◆ **Task details**:
Please say whether each statement below agrees with the DDI mailing-list post, answering yes or no and quoting the deciding words of the post.
1. The suggested amendment allows only one <r:String> child without an explicitly set xml:lang within an InternationalStringType element.
2. The writer considers the linearisation issues caused by inheriting xml:lang to be unsolvable.
3. In the example, the <r:String> element has its xml:lang attribute set explicitly.

----- Passage

[DDI-users] DDI 3.2: optional xml:lang attribute in StringType

Jani Hautamäki Jani.Hautamaki at staff.uta.fi
Wed Dec 10 10:32:49 EST 2014


Thanks for clarifying this.

It might be a good idea to amend the field-level specification
for InternationalStringType with something like this:

The value for the attribute xml:lang must always be defined
either implicitly or explicitly.
If the attribute is not explicitly set,
its value is inherited from the parent.
Consequently, there can be only one <r:String> child
without xml:lang set explicitly within an InternationalStringType element.

--

The inheritance of information (eg. xml:lang) from parent creates
some issues with respect to the XML linearisation process
(the process of converting the hierarchical DDIInstances into
flat list of Fragments). These issues are solvable though.

An example follows.

First, there is the minimalistic ddi:DDIInstance with
id "ddi_instance". The @xml:lang is defined in the root element.

ddi_instance.xml
------8<------8<------
<?xml version="1.0" encoding="utf-8"?>
<ddi:DDIInstance
    xmlns:ddi="ddi:instance:3_2"
    xmlns:r="ddi:reusable:3_2"
    xmlns:s="ddi:studyunit:3_2"
    xml:lang="fi"
    >

  <r:Agency>acme.org</r:Agency>
  <r:ID>ddi_instance</r:ID>
  <r:Version>1</r:Version>

  <s:StudyUnit>
    <r:Agency>acme.org</r:Agency>
    <r:ID>study_unit</r:ID>
    <r:Version>1</r:Version>

    <r:Citation>
      <r:Title>
        <r:String>otsikko suomeksi</r:String>
      </r:Title>
    </r:Citation>

  </s:StudyUnit>
</ddi:DDIInstance>
------8<------8<------

The <r:String> element does not have the attribute @xml:lang explicitly
set. However, the root element has @xml:lang explicitly set to "en",
and therefore the <s:StudyUnit>'s title has the @xml:lang implicitly
set to "en" too.

----------
----- Data extract

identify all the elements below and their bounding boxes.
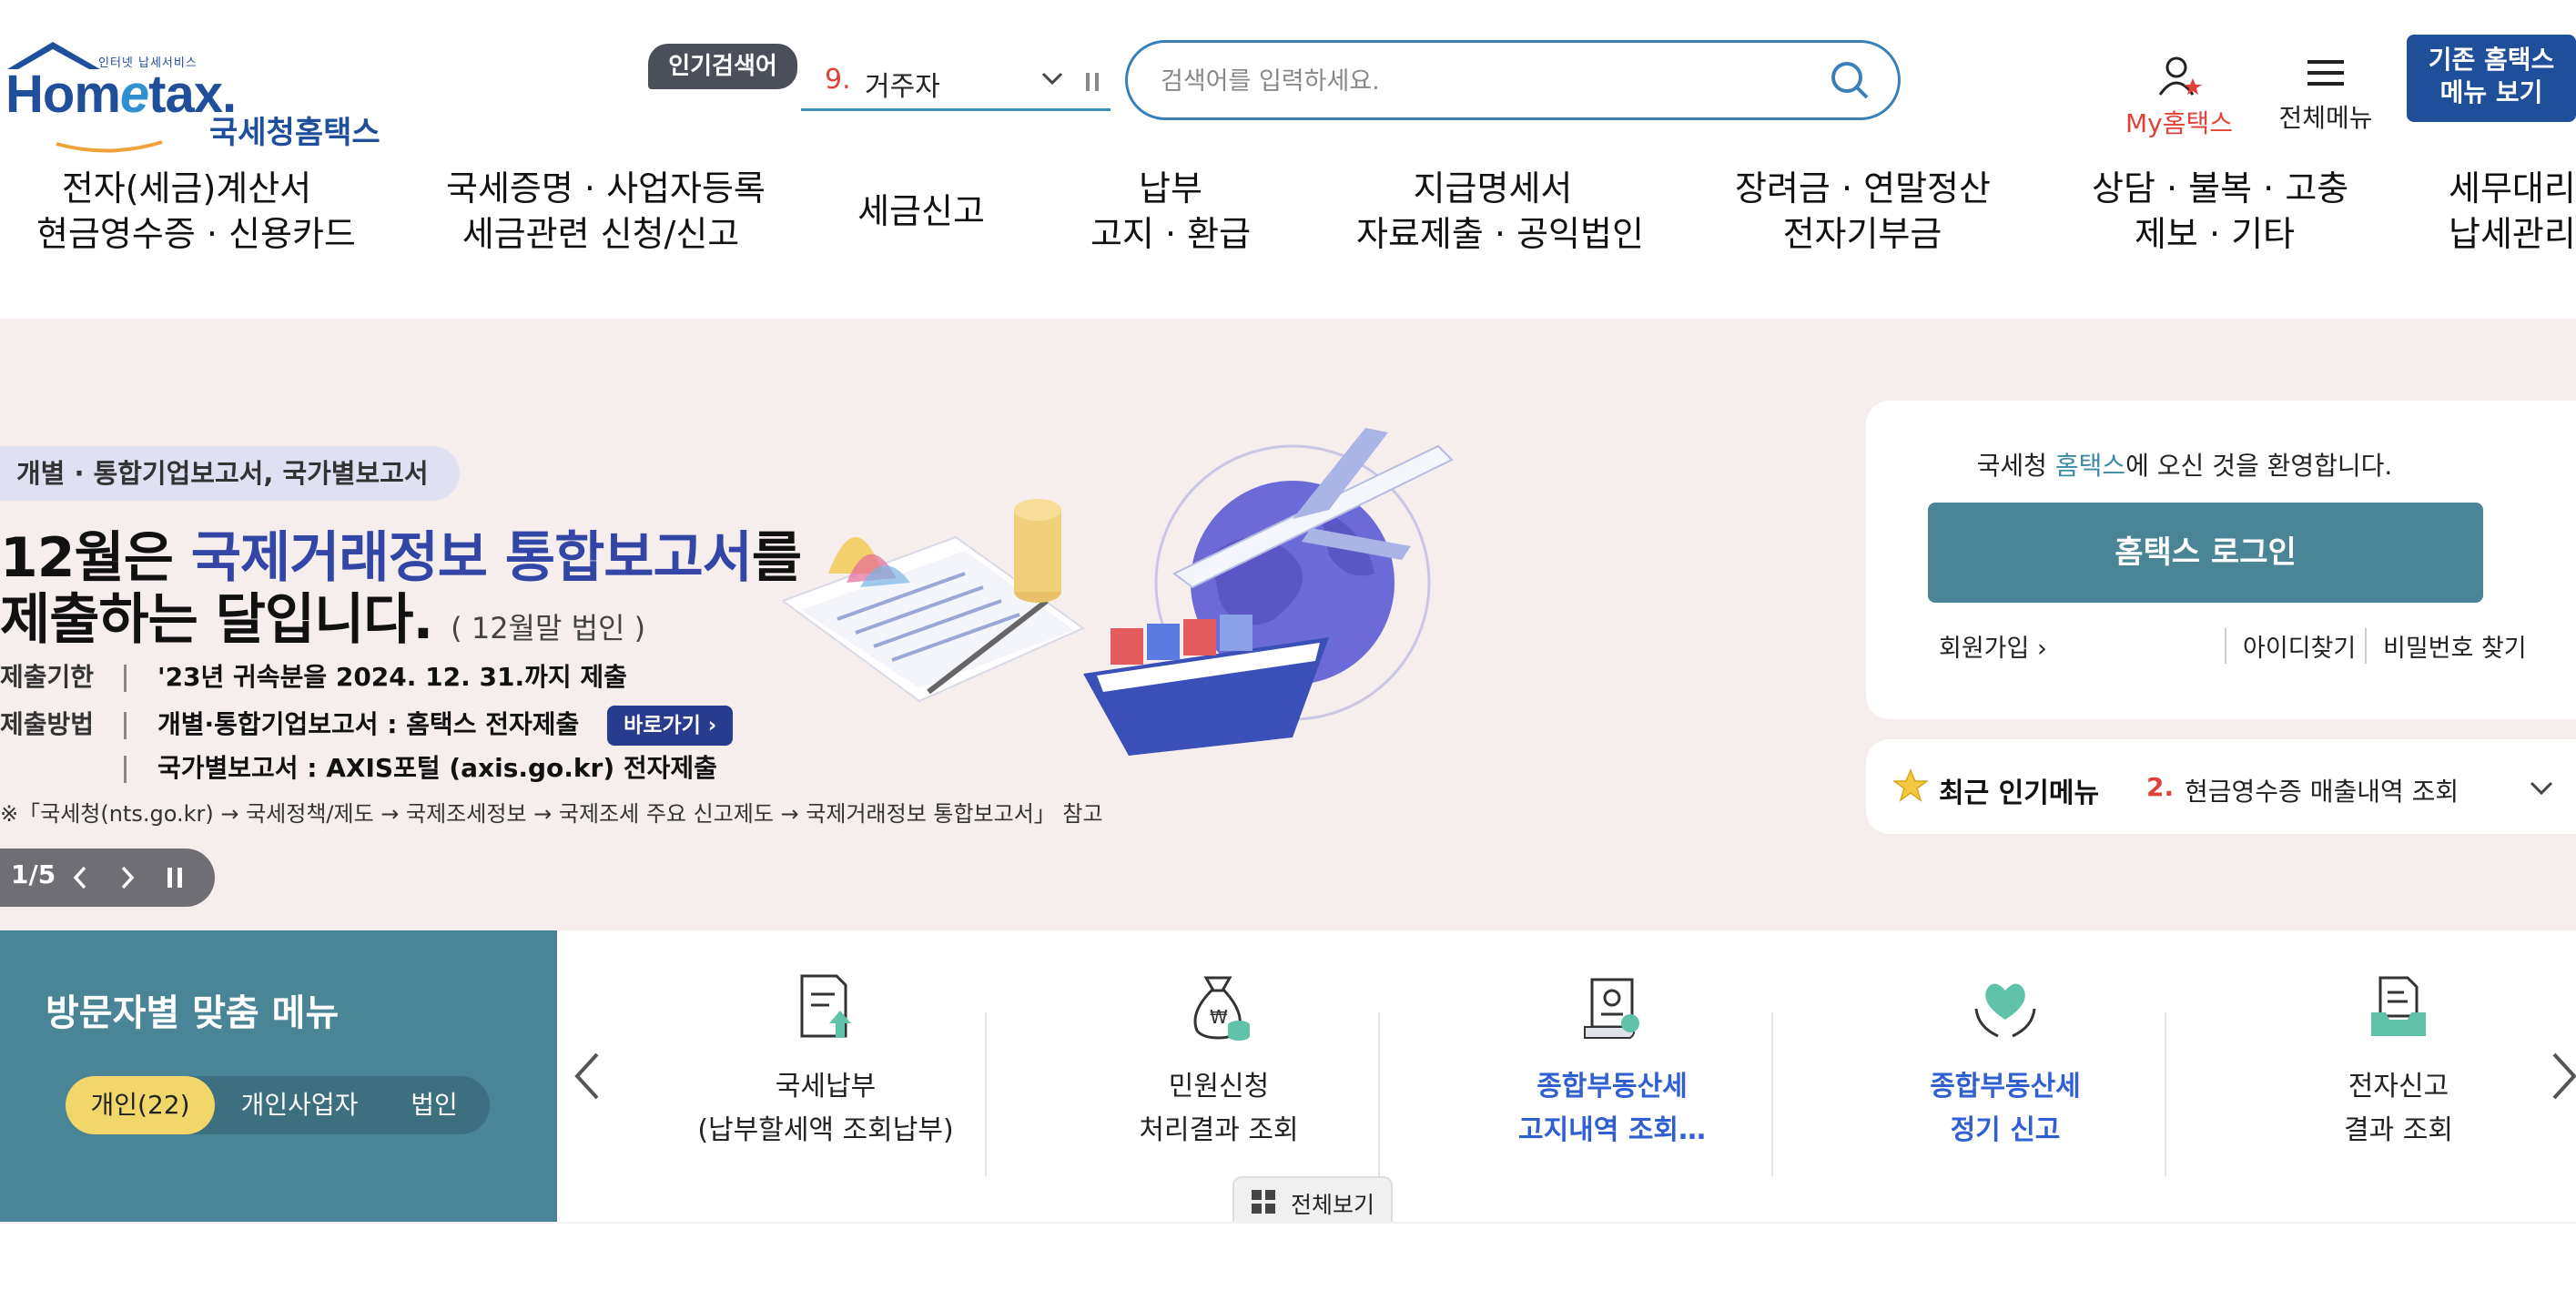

----------

◆ **The result**:
1. Yes: "Consequently, there can be only one <r:String> child without xml:lang set explicitly within an InternationalStringType element."
2. No: "These issues are solvable though."
3. No: "The <r:String> element does not have the attribute @xml:lang explicitly set."